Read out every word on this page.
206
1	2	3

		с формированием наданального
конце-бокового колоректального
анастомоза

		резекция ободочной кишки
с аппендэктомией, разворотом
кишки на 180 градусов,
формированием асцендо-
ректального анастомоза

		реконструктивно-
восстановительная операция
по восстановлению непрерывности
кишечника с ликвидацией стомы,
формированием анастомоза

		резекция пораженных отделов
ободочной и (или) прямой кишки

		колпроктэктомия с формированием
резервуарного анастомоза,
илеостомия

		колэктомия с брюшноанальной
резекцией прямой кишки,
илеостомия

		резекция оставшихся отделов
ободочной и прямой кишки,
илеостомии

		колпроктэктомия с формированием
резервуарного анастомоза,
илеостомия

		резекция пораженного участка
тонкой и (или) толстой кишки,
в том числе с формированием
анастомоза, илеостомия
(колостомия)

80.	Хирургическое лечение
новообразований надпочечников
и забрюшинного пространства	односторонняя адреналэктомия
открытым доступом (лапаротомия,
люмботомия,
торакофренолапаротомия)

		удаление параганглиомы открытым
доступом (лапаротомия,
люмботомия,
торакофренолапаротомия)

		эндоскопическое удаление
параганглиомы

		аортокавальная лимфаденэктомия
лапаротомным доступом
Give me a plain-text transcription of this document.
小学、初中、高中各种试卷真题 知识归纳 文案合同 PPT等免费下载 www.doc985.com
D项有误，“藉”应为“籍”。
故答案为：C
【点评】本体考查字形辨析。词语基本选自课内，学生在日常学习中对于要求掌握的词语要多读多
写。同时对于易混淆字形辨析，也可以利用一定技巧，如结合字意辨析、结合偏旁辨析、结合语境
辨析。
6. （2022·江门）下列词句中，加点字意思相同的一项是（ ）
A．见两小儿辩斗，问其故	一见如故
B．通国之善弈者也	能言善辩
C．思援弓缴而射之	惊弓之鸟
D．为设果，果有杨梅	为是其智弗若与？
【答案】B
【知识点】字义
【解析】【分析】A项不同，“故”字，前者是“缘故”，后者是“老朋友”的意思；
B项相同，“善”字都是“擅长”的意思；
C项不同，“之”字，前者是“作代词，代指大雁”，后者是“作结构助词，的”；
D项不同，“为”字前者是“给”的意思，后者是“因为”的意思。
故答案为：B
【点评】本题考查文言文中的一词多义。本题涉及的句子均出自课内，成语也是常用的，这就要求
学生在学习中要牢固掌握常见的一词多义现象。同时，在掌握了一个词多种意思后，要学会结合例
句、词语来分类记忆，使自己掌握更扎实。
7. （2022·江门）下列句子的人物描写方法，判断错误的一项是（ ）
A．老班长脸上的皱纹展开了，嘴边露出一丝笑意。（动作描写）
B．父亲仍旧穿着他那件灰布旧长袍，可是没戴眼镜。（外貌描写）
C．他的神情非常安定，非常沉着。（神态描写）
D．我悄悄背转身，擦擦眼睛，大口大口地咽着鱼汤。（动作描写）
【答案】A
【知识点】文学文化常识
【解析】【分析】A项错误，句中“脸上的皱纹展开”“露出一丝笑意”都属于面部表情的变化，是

________________

**Written problem:** Repeat exactly, and only, the lines from the one containing "Give me a plain-text" through the end of the material.

**Finished task:**
Give me a plain-text transcription of this document.
小学、初中、高中各种试卷真题 知识归纳 文案合同 PPT等免费下载 www.doc985.com
D项有误，“藉”应为“籍”。
故答案为：C
【点评】本体考查字形辨析。词语基本选自课内，学生在日常学习中对于要求掌握的词语要多读多
写。同时对于易混淆字形辨析，也可以利用一定技巧，如结合字意辨析、结合偏旁辨析、结合语境
辨析。
6. （2022·江门）下列词句中，加点字意思相同的一项是（ ）
A．见两小儿辩斗，问其故	一见如故
B．通国之善弈者也	能言善辩
C．思援弓缴而射之	惊弓之鸟
D．为设果，果有杨梅	为是其智弗若与？
【答案】B
【知识点】字义
【解析】【分析】A项不同，“故”字，前者是“缘故”，后者是“老朋友”的意思；
B项相同，“善”字都是“擅长”的意思；
C项不同，“之”字，前者是“作代词，代指大雁”，后者是“作结构助词，的”；
D项不同，“为”字前者是“给”的意思，后者是“因为”的意思。
故答案为：B
【点评】本题考查文言文中的一词多义。本题涉及的句子均出自课内，成语也是常用的，这就要求
学生在学习中要牢固掌握常见的一词多义现象。同时，在掌握了一个词多种意思后，要学会结合例
句、词语来分类记忆，使自己掌握更扎实。
7. （2022·江门）下列句子的人物描写方法，判断错误的一项是（ ）
A．老班长脸上的皱纹展开了，嘴边露出一丝笑意。（动作描写）
B．父亲仍旧穿着他那件灰布旧长袍，可是没戴眼镜。（外貌描写）
C．他的神情非常安定，非常沉着。（神态描写）
D．我悄悄背转身，擦擦眼睛，大口大口地咽着鱼汤。（动作描写）
【答案】A
【知识点】文学文化常识
【解析】【分析】A项错误，句中“脸上的皱纹展开”“露出一丝笑意”都属于面部表情的变化，是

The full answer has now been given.